--- Your objective ---
Locate all lines with the word "ylabel" and copy them out.

--- Material for this task ---
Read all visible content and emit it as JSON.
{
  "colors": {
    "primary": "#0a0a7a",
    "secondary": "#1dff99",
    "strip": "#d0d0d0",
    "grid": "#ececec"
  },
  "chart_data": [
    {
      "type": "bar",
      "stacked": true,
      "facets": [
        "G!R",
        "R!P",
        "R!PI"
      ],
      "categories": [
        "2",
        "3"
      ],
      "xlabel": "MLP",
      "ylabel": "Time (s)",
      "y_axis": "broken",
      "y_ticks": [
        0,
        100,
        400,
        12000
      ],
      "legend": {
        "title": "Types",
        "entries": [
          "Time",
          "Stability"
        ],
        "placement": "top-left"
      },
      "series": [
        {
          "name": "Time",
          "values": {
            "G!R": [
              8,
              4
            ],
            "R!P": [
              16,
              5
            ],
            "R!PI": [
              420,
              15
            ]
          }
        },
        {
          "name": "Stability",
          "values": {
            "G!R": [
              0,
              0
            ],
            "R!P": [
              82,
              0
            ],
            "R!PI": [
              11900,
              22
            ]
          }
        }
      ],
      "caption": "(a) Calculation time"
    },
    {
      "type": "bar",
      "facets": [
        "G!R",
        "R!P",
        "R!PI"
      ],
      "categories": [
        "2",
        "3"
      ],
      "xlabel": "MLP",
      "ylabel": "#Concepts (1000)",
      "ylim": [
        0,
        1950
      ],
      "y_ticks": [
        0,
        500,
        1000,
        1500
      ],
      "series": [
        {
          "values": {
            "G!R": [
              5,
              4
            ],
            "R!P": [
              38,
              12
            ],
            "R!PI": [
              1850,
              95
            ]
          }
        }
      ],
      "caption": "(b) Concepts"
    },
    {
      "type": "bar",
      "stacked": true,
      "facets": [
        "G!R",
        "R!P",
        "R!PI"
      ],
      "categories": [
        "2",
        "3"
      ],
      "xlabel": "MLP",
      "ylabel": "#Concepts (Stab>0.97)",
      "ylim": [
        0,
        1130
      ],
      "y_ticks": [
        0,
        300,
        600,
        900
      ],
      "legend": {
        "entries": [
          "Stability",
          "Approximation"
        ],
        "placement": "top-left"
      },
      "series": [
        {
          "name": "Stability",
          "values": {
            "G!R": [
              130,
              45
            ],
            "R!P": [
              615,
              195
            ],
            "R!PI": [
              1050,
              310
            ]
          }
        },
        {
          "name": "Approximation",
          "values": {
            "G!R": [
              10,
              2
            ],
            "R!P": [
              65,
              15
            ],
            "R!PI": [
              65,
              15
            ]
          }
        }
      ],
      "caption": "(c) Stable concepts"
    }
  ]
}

--- Written solution ---
      "ylabel": "Time (s)",
      "ylabel": "#Concepts (1000)",
      "ylabel": "#Concepts (Stab>0.97)",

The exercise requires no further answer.